_Short task_. Each line below should be reproduced without any alteration.

# START OF Records for the task

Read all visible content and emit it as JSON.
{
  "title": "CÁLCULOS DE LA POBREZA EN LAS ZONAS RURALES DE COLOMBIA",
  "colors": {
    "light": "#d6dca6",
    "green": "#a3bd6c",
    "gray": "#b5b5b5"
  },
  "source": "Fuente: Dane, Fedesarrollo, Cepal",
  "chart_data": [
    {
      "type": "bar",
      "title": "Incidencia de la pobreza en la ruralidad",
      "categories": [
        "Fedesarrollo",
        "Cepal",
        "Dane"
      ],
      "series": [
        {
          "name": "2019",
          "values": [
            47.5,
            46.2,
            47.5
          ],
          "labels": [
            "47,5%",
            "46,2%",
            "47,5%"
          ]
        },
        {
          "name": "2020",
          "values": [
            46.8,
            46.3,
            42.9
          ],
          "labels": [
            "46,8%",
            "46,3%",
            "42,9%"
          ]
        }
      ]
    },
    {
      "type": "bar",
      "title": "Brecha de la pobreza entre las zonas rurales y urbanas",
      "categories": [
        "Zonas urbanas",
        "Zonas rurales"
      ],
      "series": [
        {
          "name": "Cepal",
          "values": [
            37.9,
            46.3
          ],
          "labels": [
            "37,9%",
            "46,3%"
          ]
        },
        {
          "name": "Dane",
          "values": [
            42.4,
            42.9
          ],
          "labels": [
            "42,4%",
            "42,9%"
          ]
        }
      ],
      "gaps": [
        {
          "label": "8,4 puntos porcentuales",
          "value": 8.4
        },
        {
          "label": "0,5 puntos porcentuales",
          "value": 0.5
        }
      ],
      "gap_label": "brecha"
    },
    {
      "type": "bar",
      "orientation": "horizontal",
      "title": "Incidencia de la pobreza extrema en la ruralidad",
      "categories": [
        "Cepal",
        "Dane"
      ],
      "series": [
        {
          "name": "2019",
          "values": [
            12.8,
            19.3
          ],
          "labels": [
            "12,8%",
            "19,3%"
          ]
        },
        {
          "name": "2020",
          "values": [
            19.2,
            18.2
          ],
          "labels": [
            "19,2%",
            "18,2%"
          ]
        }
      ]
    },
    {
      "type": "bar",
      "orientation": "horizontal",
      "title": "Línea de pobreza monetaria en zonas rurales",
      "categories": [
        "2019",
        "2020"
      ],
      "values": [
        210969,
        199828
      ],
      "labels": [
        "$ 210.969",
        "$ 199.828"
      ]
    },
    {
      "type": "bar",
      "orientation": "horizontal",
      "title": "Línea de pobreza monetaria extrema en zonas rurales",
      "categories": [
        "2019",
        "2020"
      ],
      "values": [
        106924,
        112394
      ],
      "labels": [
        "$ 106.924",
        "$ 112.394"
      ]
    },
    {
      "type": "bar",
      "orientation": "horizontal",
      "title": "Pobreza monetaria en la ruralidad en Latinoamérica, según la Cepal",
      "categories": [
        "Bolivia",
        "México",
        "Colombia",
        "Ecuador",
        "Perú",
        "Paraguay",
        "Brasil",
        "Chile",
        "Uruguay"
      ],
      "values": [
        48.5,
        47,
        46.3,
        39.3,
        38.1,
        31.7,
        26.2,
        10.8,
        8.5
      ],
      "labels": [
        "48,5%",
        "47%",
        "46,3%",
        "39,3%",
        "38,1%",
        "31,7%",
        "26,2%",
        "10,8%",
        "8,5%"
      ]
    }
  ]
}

# END OF Records for the task

_Complete answer_.
Read all visible content and emit it as JSON.
{
  "title": "CÁLCULOS DE LA POBREZA EN LAS ZONAS RURALES DE COLOMBIA",
  "colors": {
    "light": "#d6dca6",
    "green": "#a3bd6c",
    "gray": "#b5b5b5"
  },
  "source": "Fuente: Dane, Fedesarrollo, Cepal",
  "chart_data": [
    {
      "type": "bar",
      "title": "Incidencia de la pobreza en la ruralidad",
      "categories": [
        "Fedesarrollo",
        "Cepal",
        "Dane"
      ],
      "series": [
        {
          "name": "2019",
          "values": [
            47.5,
            46.2,
            47.5
          ],
          "labels": [
            "47,5%",
            "46,2%",
            "47,5%"
          ]
        },
        {
          "name": "2020",
          "values": [
            46.8,
            46.3,
            42.9
          ],
          "labels": [
            "46,8%",
            "46,3%",
            "42,9%"
          ]
        }
      ]
    },
    {
      "type": "bar",
      "title": "Brecha de la pobreza entre las zonas rurales y urbanas",
      "categories": [
        "Zonas urbanas",
        "Zonas rurales"
      ],
      "series": [
        {
          "name": "Cepal",
          "values": [
            37.9,
            46.3
          ],
          "labels": [
            "37,9%",
            "46,3%"
          ]
        },
        {
          "name": "Dane",
          "values": [
            42.4,
            42.9
          ],
          "labels": [
            "42,4%",
            "42,9%"
          ]
        }
      ],
      "gaps": [
        {
          "label": "8,4 puntos porcentuales",
          "value": 8.4
        },
        {
          "label": "0,5 puntos porcentuales",
          "value": 0.5
        }
      ],
      "gap_label": "brecha"
    },
    {
      "type": "bar",
      "orientation": "horizontal",
      "title": "Incidencia de la pobreza extrema en la ruralidad",
      "categories": [
        "Cepal",
        "Dane"
      ],
      "series": [
        {
          "name": "2019",
          "values": [
            12.8,
            19.3
          ],
          "labels": [
            "12,8%",
            "19,3%"
          ]
        },
        {
          "name": "2020",
          "values": [
            19.2,
            18.2
          ],
          "labels": [
            "19,2%",
            "18,2%"
          ]
        }
      ]
    },
    {
      "type": "bar",
      "orientation": "horizontal",
      "title": "Línea de pobreza monetaria en zonas rurales",
      "categories": [
        "2019",
        "2020"
      ],
      "values": [
        210969,
        199828
      ],
      "labels": [
        "$ 210.969",
        "$ 199.828"
      ]
    },
    {
      "type": "bar",
      "orientation": "horizontal",
      "title": "Línea de pobreza monetaria extrema en zonas rurales",
      "categories": [
        "2019",
        "2020"
      ],
      "values": [
        106924,
        112394
      ],
      "labels": [
        "$ 106.924",
        "$ 112.394"
      ]
    },
    {
      "type": "bar",
      "orientation": "horizontal",
      "title": "Pobreza monetaria en la ruralidad en Latinoamérica, según la Cepal",
      "categories": [
        "Bolivia",
        "México",
        "Colombia",
        "Ecuador",
        "Perú",
        "Paraguay",
        "Brasil",
        "Chile",
        "Uruguay"
      ],
      "values": [
        48.5,
        47,
        46.3,
        39.3,
        38.1,
        31.7,
        26.2,
        10.8,
        8.5
      ],
      "labels": [
        "48,5%",
        "47%",
        "46,3%",
        "39,3%",
        "38,1%",
        "31,7%",
        "26,2%",
        "10,8%",
        "8,5%"
      ]
    }
  ]
}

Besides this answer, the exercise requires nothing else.